Task goal ->
Repeat the whole listing exactly as written.

Exercise inputs ->
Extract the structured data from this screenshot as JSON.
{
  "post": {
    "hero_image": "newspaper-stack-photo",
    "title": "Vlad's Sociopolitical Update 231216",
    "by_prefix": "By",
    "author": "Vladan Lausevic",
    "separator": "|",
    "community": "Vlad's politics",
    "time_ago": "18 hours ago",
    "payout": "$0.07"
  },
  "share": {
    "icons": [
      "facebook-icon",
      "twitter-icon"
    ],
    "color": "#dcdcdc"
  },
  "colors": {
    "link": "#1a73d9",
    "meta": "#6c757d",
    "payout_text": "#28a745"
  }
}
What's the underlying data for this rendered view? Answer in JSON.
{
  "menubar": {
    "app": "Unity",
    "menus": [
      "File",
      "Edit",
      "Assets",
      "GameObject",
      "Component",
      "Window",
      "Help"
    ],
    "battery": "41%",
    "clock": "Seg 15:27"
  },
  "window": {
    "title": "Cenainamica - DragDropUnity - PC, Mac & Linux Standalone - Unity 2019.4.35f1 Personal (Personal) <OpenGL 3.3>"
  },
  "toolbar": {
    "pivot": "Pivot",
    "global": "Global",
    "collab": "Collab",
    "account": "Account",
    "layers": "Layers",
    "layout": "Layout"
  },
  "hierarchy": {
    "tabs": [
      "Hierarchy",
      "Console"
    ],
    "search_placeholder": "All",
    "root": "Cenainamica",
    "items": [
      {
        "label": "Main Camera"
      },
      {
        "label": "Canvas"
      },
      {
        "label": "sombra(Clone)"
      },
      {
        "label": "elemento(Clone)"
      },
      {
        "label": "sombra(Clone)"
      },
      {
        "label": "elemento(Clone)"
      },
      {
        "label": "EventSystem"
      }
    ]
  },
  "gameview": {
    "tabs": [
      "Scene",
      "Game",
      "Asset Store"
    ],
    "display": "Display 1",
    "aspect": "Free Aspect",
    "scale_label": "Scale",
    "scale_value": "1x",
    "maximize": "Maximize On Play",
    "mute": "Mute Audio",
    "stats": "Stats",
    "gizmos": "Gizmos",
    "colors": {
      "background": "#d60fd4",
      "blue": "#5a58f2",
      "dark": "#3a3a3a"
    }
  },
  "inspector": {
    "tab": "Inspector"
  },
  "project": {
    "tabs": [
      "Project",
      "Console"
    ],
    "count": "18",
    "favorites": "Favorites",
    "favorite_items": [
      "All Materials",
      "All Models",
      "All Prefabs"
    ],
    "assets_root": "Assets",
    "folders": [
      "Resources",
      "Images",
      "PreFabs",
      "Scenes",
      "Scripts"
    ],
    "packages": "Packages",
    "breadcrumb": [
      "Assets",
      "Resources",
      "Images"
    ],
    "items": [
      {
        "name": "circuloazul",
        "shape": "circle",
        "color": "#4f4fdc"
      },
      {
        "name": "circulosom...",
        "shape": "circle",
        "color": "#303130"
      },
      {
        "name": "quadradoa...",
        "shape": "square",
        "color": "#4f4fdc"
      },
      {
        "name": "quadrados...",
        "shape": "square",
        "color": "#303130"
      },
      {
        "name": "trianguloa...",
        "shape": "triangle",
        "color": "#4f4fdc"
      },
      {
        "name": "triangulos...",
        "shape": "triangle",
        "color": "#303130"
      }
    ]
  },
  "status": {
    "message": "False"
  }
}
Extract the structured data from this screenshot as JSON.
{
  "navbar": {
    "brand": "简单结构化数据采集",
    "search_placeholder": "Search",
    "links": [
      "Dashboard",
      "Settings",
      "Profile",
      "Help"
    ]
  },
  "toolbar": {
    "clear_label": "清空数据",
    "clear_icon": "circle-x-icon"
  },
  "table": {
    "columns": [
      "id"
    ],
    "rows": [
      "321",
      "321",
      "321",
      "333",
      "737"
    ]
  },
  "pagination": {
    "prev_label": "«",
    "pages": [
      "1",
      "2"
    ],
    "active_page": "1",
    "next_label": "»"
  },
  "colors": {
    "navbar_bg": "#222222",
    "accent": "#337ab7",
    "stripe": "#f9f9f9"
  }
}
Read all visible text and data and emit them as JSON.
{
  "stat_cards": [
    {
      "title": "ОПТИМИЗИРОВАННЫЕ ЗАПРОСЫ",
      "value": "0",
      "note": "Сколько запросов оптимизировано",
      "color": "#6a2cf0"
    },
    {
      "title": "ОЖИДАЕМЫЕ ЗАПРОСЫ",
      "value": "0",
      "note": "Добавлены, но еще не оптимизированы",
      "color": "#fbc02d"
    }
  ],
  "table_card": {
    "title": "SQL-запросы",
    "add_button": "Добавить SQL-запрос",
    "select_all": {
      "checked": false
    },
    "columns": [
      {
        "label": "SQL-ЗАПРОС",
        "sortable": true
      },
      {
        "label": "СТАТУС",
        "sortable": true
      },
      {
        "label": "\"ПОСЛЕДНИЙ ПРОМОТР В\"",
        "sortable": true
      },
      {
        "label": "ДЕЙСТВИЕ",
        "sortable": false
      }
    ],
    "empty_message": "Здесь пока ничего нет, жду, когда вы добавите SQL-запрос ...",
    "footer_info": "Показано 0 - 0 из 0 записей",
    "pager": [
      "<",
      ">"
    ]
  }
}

Right answer ->
Extract the structured data from this screenshot as JSON.
{
  "post": {
    "hero_image": "newspaper-stack-photo",
    "title": "Vlad's Sociopolitical Update 231216",
    "by_prefix": "By",
    "author": "Vladan Lausevic",
    "separator": "|",
    "community": "Vlad's politics",
    "time_ago": "18 hours ago",
    "payout": "$0.07"
  },
  "share": {
    "icons": [
      "facebook-icon",
      "twitter-icon"
    ],
    "color": "#dcdcdc"
  },
  "colors": {
    "link": "#1a73d9",
    "meta": "#6c757d",
    "payout_text": "#28a745"
  }
}
What's the underlying data for this rendered view? Answer in JSON.
{
  "menubar": {
    "app": "Unity",
    "menus": [
      "File",
      "Edit",
      "Assets",
      "GameObject",
      "Component",
      "Window",
      "Help"
    ],
    "battery": "41%",
    "clock": "Seg 15:27"
  },
  "window": {
    "title": "Cenainamica - DragDropUnity - PC, Mac & Linux Standalone - Unity 2019.4.35f1 Personal (Personal) <OpenGL 3.3>"
  },
  "toolbar": {
    "pivot": "Pivot",
    "global": "Global",
    "collab": "Collab",
    "account": "Account",
    "layers": "Layers",
    "layout": "Layout"
  },
  "hierarchy": {
    "tabs": [
      "Hierarchy",
      "Console"
    ],
    "search_placeholder": "All",
    "root": "Cenainamica",
    "items": [
      {
        "label": "Main Camera"
      },
      {
        "label": "Canvas"
      },
      {
        "label": "sombra(Clone)"
      },
      {
        "label": "elemento(Clone)"
      },
      {
        "label": "sombra(Clone)"
      },
      {
        "label": "elemento(Clone)"
      },
      {
        "label": "EventSystem"
      }
    ]
  },
  "gameview": {
    "tabs": [
      "Scene",
      "Game",
      "Asset Store"
    ],
    "display": "Display 1",
    "aspect": "Free Aspect",
    "scale_label": "Scale",
    "scale_value": "1x",
    "maximize": "Maximize On Play",
    "mute": "Mute Audio",
    "stats": "Stats",
    "gizmos": "Gizmos",
    "colors": {
      "background": "#d60fd4",
      "blue": "#5a58f2",
      "dark": "#3a3a3a"
    }
  },
  "inspector": {
    "tab": "Inspector"
  },
  "project": {
    "tabs": [
      "Project",
      "Console"
    ],
    "count": "18",
    "favorites": "Favorites",
    "favorite_items": [
      "All Materials",
      "All Models",
      "All Prefabs"
    ],
    "assets_root": "Assets",
    "folders": [
      "Resources",
      "Images",
      "PreFabs",
      "Scenes",
      "Scripts"
    ],
    "packages": "Packages",
    "breadcrumb": [
      "Assets",
      "Resources",
      "Images"
    ],
    "items": [
      {
        "name": "circuloazul",
        "shape": "circle",
        "color": "#4f4fdc"
      },
      {
        "name": "circulosom...",
        "shape": "circle",
        "color": "#303130"
      },
      {
        "name": "quadradoa...",
        "shape": "square",
        "color": "#4f4fdc"
      },
      {
        "name": "quadrados...",
        "shape": "square",
        "color": "#303130"
      },
      {
        "name": "trianguloa...",
        "shape": "triangle",
        "color": "#4f4fdc"
      },
      {
        "name": "triangulos...",
        "shape": "triangle",
        "color": "#303130"
      }
    ]
  },
  "status": {
    "message": "False"
  }
}
Extract the structured data from this screenshot as JSON.
{
  "navbar": {
    "brand": "简单结构化数据采集",
    "search_placeholder": "Search",
    "links": [
      "Dashboard",
      "Settings",
      "Profile",
      "Help"
    ]
  },
  "toolbar": {
    "clear_label": "清空数据",
    "clear_icon": "circle-x-icon"
  },
  "table": {
    "columns": [
      "id"
    ],
    "rows": [
      "321",
      "321",
      "321",
      "333",
      "737"
    ]
  },
  "pagination": {
    "prev_label": "«",
    "pages": [
      "1",
      "2"
    ],
    "active_page": "1",
    "next_label": "»"
  },
  "colors": {
    "navbar_bg": "#222222",
    "accent": "#337ab7",
    "stripe": "#f9f9f9"
  }
}
Read all visible text and data and emit them as JSON.
{
  "stat_cards": [
    {
      "title": "ОПТИМИЗИРОВАННЫЕ ЗАПРОСЫ",
      "value": "0",
      "note": "Сколько запросов оптимизировано",
      "color": "#6a2cf0"
    },
    {
      "title": "ОЖИДАЕМЫЕ ЗАПРОСЫ",
      "value": "0",
      "note": "Добавлены, но еще не оптимизированы",
      "color": "#fbc02d"
    }
  ],
  "table_card": {
    "title": "SQL-запросы",
    "add_button": "Добавить SQL-запрос",
    "select_all": {
      "checked": false
    },
    "columns": [
      {
        "label": "SQL-ЗАПРОС",
        "sortable": true
      },
      {
        "label": "СТАТУС",
        "sortable": true
      },
      {
        "label": "\"ПОСЛЕДНИЙ ПРОМОТР В\"",
        "sortable": true
      },
      {
        "label": "ДЕЙСТВИЕ",
        "sortable": false
      }
    ],
    "empty_message": "Здесь пока ничего нет, жду, когда вы добавите SQL-запрос ...",
    "footer_info": "Показано 0 - 0 из 0 записей",
    "pager": [
      "<",
      ">"
    ]
  }
}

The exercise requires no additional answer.